**GIVEN DATA:**
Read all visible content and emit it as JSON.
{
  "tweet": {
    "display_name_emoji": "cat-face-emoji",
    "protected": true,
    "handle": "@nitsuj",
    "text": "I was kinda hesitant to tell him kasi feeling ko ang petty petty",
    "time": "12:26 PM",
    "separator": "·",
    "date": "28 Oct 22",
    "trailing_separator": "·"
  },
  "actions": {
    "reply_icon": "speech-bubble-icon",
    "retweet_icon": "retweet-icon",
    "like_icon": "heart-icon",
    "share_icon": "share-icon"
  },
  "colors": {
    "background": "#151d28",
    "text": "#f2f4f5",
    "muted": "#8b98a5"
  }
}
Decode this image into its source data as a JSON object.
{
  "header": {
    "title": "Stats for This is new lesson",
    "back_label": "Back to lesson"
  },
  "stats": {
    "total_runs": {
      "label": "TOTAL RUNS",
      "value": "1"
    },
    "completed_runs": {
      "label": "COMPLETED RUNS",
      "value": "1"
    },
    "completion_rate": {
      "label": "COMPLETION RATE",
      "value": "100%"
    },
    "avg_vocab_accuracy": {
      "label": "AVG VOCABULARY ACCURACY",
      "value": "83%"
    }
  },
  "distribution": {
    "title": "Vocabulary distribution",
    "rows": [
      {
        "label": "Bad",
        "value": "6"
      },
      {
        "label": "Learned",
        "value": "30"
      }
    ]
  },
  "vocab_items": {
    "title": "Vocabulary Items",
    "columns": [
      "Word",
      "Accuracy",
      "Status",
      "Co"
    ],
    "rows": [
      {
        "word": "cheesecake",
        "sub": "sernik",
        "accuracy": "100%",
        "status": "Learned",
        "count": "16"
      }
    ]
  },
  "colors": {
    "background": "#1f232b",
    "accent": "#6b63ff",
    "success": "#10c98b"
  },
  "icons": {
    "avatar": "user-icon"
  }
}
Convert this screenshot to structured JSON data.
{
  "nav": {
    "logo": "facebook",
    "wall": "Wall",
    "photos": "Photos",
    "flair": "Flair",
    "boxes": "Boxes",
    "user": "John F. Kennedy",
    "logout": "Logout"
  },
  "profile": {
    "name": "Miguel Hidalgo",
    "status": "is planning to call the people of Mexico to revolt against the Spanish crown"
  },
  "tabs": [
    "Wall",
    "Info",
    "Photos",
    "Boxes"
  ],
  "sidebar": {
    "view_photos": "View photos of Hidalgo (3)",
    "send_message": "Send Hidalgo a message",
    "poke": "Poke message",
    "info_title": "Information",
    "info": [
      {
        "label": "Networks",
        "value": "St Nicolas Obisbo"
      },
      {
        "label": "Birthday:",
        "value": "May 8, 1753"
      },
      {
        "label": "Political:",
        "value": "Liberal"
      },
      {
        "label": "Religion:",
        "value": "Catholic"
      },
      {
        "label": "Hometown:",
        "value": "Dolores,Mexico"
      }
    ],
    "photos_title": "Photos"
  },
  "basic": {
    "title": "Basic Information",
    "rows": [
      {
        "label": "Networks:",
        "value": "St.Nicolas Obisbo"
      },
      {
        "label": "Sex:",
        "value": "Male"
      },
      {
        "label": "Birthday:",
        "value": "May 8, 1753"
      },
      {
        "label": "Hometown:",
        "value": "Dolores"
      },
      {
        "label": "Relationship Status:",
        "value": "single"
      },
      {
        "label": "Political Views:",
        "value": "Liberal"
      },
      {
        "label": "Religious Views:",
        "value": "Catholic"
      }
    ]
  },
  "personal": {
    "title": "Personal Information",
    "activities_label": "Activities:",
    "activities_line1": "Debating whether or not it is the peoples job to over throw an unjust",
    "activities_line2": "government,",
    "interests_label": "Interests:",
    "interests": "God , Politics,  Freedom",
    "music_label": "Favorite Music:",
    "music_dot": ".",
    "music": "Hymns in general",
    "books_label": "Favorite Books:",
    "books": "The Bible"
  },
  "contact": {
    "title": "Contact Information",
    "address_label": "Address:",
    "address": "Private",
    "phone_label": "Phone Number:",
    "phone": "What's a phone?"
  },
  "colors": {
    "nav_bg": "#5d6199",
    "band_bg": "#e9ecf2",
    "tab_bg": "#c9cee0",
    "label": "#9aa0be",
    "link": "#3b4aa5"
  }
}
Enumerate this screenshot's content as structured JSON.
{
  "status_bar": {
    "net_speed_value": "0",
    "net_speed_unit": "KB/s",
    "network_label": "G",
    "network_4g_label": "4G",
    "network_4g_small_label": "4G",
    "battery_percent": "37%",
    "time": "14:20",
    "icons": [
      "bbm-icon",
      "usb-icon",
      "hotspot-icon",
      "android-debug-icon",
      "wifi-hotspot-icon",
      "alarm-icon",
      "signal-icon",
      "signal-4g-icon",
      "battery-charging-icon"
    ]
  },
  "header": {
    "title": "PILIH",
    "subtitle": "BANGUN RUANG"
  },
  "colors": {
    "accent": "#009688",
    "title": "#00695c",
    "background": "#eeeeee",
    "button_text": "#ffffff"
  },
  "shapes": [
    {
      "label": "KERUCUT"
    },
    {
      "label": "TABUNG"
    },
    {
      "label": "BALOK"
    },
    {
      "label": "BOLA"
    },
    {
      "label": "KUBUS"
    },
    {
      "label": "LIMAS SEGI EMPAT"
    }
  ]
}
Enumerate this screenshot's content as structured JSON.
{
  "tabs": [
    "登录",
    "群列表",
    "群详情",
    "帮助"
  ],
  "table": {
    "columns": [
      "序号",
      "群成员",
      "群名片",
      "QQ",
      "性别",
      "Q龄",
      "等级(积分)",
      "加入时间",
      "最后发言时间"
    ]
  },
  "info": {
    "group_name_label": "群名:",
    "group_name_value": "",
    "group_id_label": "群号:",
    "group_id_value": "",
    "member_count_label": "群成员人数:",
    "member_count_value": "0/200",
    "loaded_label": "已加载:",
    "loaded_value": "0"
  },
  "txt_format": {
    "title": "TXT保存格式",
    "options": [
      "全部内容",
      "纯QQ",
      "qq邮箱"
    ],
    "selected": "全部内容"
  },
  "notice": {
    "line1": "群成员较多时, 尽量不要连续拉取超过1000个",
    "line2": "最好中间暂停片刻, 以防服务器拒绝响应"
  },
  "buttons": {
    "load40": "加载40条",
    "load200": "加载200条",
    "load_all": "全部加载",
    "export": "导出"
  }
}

**WHAT IS BEING ASKED:**
Nothing should be left out: return all of the records exactly.

**RESULT OF THE EXERCISE:**
Read all visible content and emit it as JSON.
{
  "tweet": {
    "display_name_emoji": "cat-face-emoji",
    "protected": true,
    "handle": "@nitsuj",
    "text": "I was kinda hesitant to tell him kasi feeling ko ang petty petty",
    "time": "12:26 PM",
    "separator": "·",
    "date": "28 Oct 22",
    "trailing_separator": "·"
  },
  "actions": {
    "reply_icon": "speech-bubble-icon",
    "retweet_icon": "retweet-icon",
    "like_icon": "heart-icon",
    "share_icon": "share-icon"
  },
  "colors": {
    "background": "#151d28",
    "text": "#f2f4f5",
    "muted": "#8b98a5"
  }
}
Decode this image into its source data as a JSON object.
{
  "header": {
    "title": "Stats for This is new lesson",
    "back_label": "Back to lesson"
  },
  "stats": {
    "total_runs": {
      "label": "TOTAL RUNS",
      "value": "1"
    },
    "completed_runs": {
      "label": "COMPLETED RUNS",
      "value": "1"
    },
    "completion_rate": {
      "label": "COMPLETION RATE",
      "value": "100%"
    },
    "avg_vocab_accuracy": {
      "label": "AVG VOCABULARY ACCURACY",
      "value": "83%"
    }
  },
  "distribution": {
    "title": "Vocabulary distribution",
    "rows": [
      {
        "label": "Bad",
        "value": "6"
      },
      {
        "label": "Learned",
        "value": "30"
      }
    ]
  },
  "vocab_items": {
    "title": "Vocabulary Items",
    "columns": [
      "Word",
      "Accuracy",
      "Status",
      "Co"
    ],
    "rows": [
      {
        "word": "cheesecake",
        "sub": "sernik",
        "accuracy": "100%",
        "status": "Learned",
        "count": "16"
      }
    ]
  },
  "colors": {
    "background": "#1f232b",
    "accent": "#6b63ff",
    "success": "#10c98b"
  },
  "icons": {
    "avatar": "user-icon"
  }
}
Convert this screenshot to structured JSON data.
{
  "nav": {
    "logo": "facebook",
    "wall": "Wall",
    "photos": "Photos",
    "flair": "Flair",
    "boxes": "Boxes",
    "user": "John F. Kennedy",
    "logout": "Logout"
  },
  "profile": {
    "name": "Miguel Hidalgo",
    "status": "is planning to call the people of Mexico to revolt against the Spanish crown"
  },
  "tabs": [
    "Wall",
    "Info",
    "Photos",
    "Boxes"
  ],
  "sidebar": {
    "view_photos": "View photos of Hidalgo (3)",
    "send_message": "Send Hidalgo a message",
    "poke": "Poke message",
    "info_title": "Information",
    "info": [
      {
        "label": "Networks",
        "value": "St Nicolas Obisbo"
      },
      {
        "label": "Birthday:",
        "value": "May 8, 1753"
      },
      {
        "label": "Political:",
        "value": "Liberal"
      },
      {
        "label": "Religion:",
        "value": "Catholic"
      },
      {
        "label": "Hometown:",
        "value": "Dolores,Mexico"
      }
    ],
    "photos_title": "Photos"
  },
  "basic": {
    "title": "Basic Information",
    "rows": [
      {
        "label": "Networks:",
        "value": "St.Nicolas Obisbo"
      },
      {
        "label": "Sex:",
        "value": "Male"
      },
      {
        "label": "Birthday:",
        "value": "May 8, 1753"
      },
      {
        "label": "Hometown:",
        "value": "Dolores"
      },
      {
        "label": "Relationship Status:",
        "value": "single"
      },
      {
        "label": "Political Views:",
        "value": "Liberal"
      },
      {
        "label": "Religious Views:",
        "value": "Catholic"
      }
    ]
  },
  "personal": {
    "title": "Personal Information",
    "activities_label": "Activities:",
    "activities_line1": "Debating whether or not it is the peoples job to over throw an unjust",
    "activities_line2": "government,",
    "interests_label": "Interests:",
    "interests": "God , Politics,  Freedom",
    "music_label": "Favorite Music:",
    "music_dot": ".",
    "music": "Hymns in general",
    "books_label": "Favorite Books:",
    "books": "The Bible"
  },
  "contact": {
    "title": "Contact Information",
    "address_label": "Address:",
    "address": "Private",
    "phone_label": "Phone Number:",
    "phone": "What's a phone?"
  },
  "colors": {
    "nav_bg": "#5d6199",
    "band_bg": "#e9ecf2",
    "tab_bg": "#c9cee0",
    "label": "#9aa0be",
    "link": "#3b4aa5"
  }
}
Enumerate this screenshot's content as structured JSON.
{
  "status_bar": {
    "net_speed_value": "0",
    "net_speed_unit": "KB/s",
    "network_label": "G",
    "network_4g_label": "4G",
    "network_4g_small_label": "4G",
    "battery_percent": "37%",
    "time": "14:20",
    "icons": [
      "bbm-icon",
      "usb-icon",
      "hotspot-icon",
      "android-debug-icon",
      "wifi-hotspot-icon",
      "alarm-icon",
      "signal-icon",
      "signal-4g-icon",
      "battery-charging-icon"
    ]
  },
  "header": {
    "title": "PILIH",
    "subtitle": "BANGUN RUANG"
  },
  "colors": {
    "accent": "#009688",
    "title": "#00695c",
    "background": "#eeeeee",
    "button_text": "#ffffff"
  },
  "shapes": [
    {
      "label": "KERUCUT"
    },
    {
      "label": "TABUNG"
    },
    {
      "label": "BALOK"
    },
    {
      "label": "BOLA"
    },
    {
      "label": "KUBUS"
    },
    {
      "label": "LIMAS SEGI EMPAT"
    }
  ]
}
Enumerate this screenshot's content as structured JSON.
{
  "tabs": [
    "登录",
    "群列表",
    "群详情",
    "帮助"
  ],
  "table": {
    "columns": [
      "序号",
      "群成员",
      "群名片",
      "QQ",
      "性别",
      "Q龄",
      "等级(积分)",
      "加入时间",
      "最后发言时间"
    ]
  },
  "info": {
    "group_name_label": "群名:",
    "group_name_value": "",
    "group_id_label": "群号:",
    "group_id_value": "",
    "member_count_label": "群成员人数:",
    "member_count_value": "0/200",
    "loaded_label": "已加载:",
    "loaded_value": "0"
  },
  "txt_format": {
    "title": "TXT保存格式",
    "options": [
      "全部内容",
      "纯QQ",
      "qq邮箱"
    ],
    "selected": "全部内容"
  },
  "notice": {
    "line1": "群成员较多时, 尽量不要连续拉取超过1000个",
    "line2": "最好中间暂停片刻, 以防服务器拒绝响应"
  },
  "buttons": {
    "load40": "加载40条",
    "load200": "加载200条",
    "load_all": "全部加载",
    "export": "导出"
  }
}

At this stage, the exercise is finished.